* [EXERCISE TASK]: Locate the line that contains "What does this" in the entries below. Retype it and all following lines through the final one, character for character.

* [Part of a data file]:
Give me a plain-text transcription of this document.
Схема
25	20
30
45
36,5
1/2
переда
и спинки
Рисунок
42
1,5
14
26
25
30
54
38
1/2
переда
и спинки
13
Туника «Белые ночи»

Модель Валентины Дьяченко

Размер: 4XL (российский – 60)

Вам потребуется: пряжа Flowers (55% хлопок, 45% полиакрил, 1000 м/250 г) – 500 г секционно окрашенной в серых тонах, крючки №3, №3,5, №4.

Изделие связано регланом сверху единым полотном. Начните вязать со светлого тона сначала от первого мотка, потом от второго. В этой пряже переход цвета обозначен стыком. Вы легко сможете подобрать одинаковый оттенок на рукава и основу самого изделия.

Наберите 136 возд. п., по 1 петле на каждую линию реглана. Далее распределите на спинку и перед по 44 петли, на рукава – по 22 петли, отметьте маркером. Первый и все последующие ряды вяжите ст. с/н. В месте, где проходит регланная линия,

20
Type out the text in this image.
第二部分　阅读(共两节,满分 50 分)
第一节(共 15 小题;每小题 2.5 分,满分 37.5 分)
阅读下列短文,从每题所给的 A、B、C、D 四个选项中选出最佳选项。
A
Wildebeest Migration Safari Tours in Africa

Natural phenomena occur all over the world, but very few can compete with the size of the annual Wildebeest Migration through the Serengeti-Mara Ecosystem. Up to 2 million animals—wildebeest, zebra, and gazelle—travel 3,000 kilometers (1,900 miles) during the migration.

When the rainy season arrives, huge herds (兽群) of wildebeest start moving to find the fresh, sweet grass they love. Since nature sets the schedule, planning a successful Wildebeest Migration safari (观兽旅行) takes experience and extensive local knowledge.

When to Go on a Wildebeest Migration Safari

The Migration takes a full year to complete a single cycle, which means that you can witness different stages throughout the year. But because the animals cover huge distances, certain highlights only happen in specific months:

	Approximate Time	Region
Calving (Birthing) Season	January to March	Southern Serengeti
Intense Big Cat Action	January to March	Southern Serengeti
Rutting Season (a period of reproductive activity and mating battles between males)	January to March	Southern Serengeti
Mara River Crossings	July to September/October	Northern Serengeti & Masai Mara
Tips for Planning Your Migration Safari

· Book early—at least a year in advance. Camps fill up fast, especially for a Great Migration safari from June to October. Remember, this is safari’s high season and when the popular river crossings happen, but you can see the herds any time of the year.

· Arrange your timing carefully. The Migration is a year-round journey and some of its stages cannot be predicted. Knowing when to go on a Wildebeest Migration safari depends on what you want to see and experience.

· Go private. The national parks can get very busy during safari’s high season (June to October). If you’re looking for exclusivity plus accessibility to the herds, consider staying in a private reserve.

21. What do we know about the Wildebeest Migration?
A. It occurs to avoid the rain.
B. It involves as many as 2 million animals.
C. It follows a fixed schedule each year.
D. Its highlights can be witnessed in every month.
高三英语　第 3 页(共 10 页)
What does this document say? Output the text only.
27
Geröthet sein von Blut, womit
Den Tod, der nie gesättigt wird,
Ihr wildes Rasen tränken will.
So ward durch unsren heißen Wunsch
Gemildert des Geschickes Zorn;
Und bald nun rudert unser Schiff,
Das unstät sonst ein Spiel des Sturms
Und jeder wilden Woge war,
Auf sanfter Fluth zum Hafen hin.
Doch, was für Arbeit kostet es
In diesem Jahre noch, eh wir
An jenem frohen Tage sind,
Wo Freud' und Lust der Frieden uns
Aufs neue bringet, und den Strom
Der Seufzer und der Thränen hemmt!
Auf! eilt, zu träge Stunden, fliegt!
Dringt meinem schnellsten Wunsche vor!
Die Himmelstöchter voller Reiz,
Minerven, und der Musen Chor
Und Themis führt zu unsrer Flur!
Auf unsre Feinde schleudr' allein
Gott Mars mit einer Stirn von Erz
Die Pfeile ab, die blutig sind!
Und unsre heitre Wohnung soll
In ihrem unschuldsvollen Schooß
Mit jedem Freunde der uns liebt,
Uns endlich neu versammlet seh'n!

* [FINISHED EXERCISE]:
What does this document say? Output the text only.
27
Geröthet sein von Blut, womit
Den Tod, der nie gesättigt wird,
Ihr wildes Rasen tränken will.
So ward durch unsren heißen Wunsch
Gemildert des Geschickes Zorn;
Und bald nun rudert unser Schiff,
Das unstät sonst ein Spiel des Sturms
Und jeder wilden Woge war,
Auf sanfter Fluth zum Hafen hin.
Doch, was für Arbeit kostet es
In diesem Jahre noch, eh wir
An jenem frohen Tage sind,
Wo Freud' und Lust der Frieden uns
Aufs neue bringet, und den Strom
Der Seufzer und der Thränen hemmt!
Auf! eilt, zu träge Stunden, fliegt!
Dringt meinem schnellsten Wunsche vor!
Die Himmelstöchter voller Reiz,
Minerven, und der Musen Chor
Und Themis führt zu unsrer Flur!
Auf unsre Feinde schleudr' allein
Gott Mars mit einer Stirn von Erz
Die Pfeile ab, die blutig sind!
Und unsre heitre Wohnung soll
In ihrem unschuldsvollen Schooß
Mit jedem Freunde der uns liebt,
Uns endlich neu versammlet seh'n!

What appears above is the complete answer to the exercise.